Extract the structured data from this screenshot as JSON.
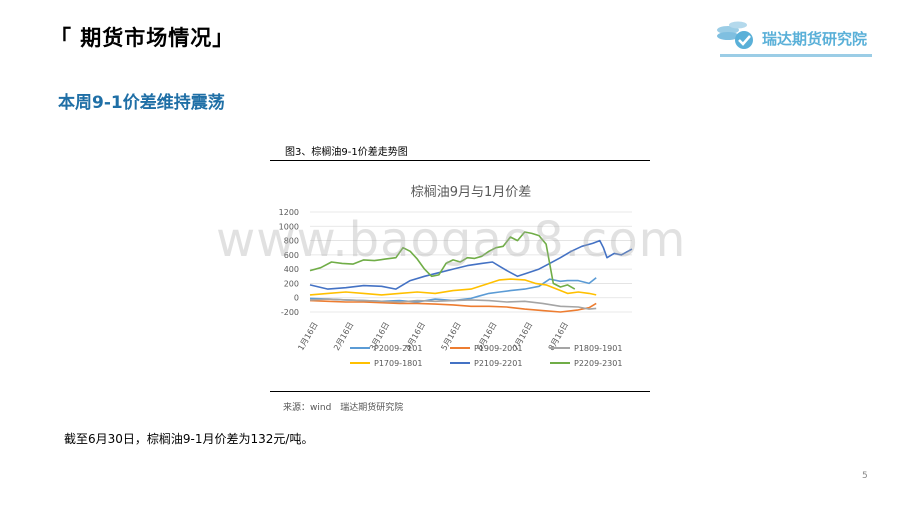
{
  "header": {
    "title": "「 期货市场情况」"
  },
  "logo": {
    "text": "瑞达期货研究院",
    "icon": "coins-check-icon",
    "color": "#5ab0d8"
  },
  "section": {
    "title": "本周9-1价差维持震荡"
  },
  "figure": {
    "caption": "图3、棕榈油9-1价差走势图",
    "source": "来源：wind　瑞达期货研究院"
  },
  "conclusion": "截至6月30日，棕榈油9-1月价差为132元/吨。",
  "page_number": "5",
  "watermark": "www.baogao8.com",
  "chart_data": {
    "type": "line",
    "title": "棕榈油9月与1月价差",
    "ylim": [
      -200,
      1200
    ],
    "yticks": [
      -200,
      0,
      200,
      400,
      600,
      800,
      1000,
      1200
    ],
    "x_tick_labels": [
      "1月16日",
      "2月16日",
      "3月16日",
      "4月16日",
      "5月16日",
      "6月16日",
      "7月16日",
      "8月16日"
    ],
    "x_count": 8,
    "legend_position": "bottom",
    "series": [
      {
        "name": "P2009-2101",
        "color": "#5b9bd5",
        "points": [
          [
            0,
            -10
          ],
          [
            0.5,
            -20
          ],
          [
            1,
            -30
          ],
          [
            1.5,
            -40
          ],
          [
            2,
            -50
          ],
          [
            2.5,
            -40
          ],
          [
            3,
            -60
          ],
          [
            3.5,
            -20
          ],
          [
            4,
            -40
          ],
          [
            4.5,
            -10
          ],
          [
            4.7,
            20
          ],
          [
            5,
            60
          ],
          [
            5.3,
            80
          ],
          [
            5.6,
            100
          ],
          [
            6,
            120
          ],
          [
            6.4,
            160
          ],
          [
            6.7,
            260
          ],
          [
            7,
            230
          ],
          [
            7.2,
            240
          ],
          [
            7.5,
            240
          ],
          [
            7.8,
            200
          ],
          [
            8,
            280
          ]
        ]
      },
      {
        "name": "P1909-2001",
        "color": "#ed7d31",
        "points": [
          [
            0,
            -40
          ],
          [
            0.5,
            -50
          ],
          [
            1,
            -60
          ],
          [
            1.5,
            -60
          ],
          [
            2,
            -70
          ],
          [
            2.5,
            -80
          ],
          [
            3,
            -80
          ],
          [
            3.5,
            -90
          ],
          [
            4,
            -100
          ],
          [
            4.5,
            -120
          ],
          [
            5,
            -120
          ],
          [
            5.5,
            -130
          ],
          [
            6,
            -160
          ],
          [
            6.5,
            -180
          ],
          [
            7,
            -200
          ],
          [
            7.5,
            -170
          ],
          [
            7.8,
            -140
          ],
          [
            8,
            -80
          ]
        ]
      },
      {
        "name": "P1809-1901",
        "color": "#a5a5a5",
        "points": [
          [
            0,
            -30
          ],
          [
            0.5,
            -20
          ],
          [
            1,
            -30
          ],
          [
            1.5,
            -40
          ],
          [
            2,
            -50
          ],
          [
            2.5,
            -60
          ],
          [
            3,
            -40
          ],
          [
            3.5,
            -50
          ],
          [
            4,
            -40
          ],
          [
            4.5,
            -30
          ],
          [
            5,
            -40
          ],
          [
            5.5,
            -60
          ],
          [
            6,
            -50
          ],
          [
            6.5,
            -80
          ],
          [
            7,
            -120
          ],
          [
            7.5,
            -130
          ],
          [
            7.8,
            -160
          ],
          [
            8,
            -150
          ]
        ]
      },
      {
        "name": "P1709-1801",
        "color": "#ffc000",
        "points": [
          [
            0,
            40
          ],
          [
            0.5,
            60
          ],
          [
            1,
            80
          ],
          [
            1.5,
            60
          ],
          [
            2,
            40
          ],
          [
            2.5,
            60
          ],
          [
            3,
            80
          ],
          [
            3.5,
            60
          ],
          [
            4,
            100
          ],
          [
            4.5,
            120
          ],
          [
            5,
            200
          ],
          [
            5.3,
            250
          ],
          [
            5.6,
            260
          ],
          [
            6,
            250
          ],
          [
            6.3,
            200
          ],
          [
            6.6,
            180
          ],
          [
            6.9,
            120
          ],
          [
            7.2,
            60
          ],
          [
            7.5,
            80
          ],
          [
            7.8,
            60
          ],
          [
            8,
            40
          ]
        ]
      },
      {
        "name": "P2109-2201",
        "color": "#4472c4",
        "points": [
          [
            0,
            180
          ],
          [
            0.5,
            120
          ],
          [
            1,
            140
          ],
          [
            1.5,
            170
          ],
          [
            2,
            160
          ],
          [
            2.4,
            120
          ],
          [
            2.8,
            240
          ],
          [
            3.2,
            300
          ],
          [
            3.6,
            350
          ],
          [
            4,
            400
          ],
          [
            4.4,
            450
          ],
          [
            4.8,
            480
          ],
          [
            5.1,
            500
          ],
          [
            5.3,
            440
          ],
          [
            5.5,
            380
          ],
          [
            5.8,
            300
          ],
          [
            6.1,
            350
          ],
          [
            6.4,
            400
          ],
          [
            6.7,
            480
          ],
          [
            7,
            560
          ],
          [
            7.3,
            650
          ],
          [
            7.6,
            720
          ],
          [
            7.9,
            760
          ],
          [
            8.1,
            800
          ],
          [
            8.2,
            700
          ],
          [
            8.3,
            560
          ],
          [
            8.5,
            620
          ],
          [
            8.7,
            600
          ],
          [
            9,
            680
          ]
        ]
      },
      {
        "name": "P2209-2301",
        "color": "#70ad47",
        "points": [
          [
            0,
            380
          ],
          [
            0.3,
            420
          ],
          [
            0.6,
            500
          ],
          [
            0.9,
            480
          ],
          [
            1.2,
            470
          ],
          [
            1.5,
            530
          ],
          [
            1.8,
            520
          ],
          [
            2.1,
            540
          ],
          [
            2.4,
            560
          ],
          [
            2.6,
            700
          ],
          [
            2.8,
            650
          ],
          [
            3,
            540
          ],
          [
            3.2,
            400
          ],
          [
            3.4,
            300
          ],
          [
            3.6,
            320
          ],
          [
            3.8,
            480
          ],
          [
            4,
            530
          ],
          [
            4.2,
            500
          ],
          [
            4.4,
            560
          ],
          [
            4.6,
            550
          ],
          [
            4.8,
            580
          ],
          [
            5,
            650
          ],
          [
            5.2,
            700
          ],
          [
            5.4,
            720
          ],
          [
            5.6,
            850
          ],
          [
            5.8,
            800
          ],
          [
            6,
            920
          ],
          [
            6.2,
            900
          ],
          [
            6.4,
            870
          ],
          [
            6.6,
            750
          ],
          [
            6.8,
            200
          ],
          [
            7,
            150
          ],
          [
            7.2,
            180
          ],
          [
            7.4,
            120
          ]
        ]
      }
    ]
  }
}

Task brief – Filter the listing for the word "color" and copy every line that holds it.

Output below –
    "color": "#5ab0d8"
        "color": "#5b9bd5",
        "color": "#ed7d31",
        "color": "#a5a5a5",
        "color": "#ffc000",
        "color": "#4472c4",
        "color": "#70ad47",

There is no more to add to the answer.